═══ DATASET ENTRIES

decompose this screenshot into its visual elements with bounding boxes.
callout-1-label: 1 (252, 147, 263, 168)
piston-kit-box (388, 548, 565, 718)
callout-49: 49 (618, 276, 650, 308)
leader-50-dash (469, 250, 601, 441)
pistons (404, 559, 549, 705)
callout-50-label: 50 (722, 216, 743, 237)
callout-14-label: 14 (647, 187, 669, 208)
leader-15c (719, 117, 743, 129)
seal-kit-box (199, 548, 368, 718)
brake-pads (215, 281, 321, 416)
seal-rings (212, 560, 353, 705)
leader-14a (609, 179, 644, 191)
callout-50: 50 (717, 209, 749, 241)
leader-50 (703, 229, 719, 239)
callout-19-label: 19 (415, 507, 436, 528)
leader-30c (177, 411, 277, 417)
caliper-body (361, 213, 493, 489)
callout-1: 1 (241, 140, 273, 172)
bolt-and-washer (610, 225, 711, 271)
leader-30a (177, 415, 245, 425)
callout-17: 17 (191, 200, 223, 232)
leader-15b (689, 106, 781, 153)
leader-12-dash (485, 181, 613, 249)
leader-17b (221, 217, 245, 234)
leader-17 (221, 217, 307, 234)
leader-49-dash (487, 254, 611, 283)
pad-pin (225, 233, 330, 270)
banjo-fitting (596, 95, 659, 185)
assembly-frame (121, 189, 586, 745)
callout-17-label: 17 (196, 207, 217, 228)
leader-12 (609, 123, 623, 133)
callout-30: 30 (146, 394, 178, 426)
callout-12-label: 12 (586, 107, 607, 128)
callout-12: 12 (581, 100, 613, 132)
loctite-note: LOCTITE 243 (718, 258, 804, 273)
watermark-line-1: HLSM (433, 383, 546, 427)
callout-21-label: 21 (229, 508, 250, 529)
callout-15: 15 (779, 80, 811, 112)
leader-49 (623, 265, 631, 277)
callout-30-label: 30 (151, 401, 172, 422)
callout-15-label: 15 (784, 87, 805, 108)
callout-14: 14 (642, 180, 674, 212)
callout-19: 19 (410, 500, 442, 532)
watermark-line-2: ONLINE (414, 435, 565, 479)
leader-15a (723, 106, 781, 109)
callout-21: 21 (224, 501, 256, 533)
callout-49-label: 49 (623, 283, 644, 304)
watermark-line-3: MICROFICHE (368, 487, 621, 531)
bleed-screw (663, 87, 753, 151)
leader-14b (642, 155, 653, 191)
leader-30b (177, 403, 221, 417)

══════

== SET TASK ==
Return every line of the data above verbatim.

== COMPLETE OUTPUT ==
decompose this screenshot into its visual elements with bounding boxes.
callout-1-label: 1 (252, 147, 263, 168)
piston-kit-box (388, 548, 565, 718)
callout-49: 49 (618, 276, 650, 308)
leader-50-dash (469, 250, 601, 441)
pistons (404, 559, 549, 705)
callout-50-label: 50 (722, 216, 743, 237)
callout-14-label: 14 (647, 187, 669, 208)
leader-15c (719, 117, 743, 129)
seal-kit-box (199, 548, 368, 718)
brake-pads (215, 281, 321, 416)
seal-rings (212, 560, 353, 705)
leader-14a (609, 179, 644, 191)
callout-50: 50 (717, 209, 749, 241)
leader-50 (703, 229, 719, 239)
callout-19-label: 19 (415, 507, 436, 528)
leader-30c (177, 411, 277, 417)
caliper-body (361, 213, 493, 489)
callout-1: 1 (241, 140, 273, 172)
bolt-and-washer (610, 225, 711, 271)
leader-30a (177, 415, 245, 425)
callout-17: 17 (191, 200, 223, 232)
leader-15b (689, 106, 781, 153)
leader-12-dash (485, 181, 613, 249)
leader-17b (221, 217, 245, 234)
leader-17 (221, 217, 307, 234)
leader-49-dash (487, 254, 611, 283)
pad-pin (225, 233, 330, 270)
banjo-fitting (596, 95, 659, 185)
assembly-frame (121, 189, 586, 745)
callout-17-label: 17 (196, 207, 217, 228)
leader-12 (609, 123, 623, 133)
callout-30: 30 (146, 394, 178, 426)
callout-12-label: 12 (586, 107, 607, 128)
callout-12: 12 (581, 100, 613, 132)
loctite-note: LOCTITE 243 (718, 258, 804, 273)
watermark-line-1: HLSM (433, 383, 546, 427)
callout-21-label: 21 (229, 508, 250, 529)
callout-15: 15 (779, 80, 811, 112)
leader-49 (623, 265, 631, 277)
callout-30-label: 30 (151, 401, 172, 422)
callout-15-label: 15 (784, 87, 805, 108)
callout-14: 14 (642, 180, 674, 212)
callout-19: 19 (410, 500, 442, 532)
watermark-line-2: ONLINE (414, 435, 565, 479)
leader-15a (723, 106, 781, 109)
callout-21: 21 (224, 501, 256, 533)
callout-49-label: 49 (623, 283, 644, 304)
watermark-line-3: MICROFICHE (368, 487, 621, 531)
bleed-screw (663, 87, 753, 151)
leader-14b (642, 155, 653, 191)
leader-30b (177, 403, 221, 417)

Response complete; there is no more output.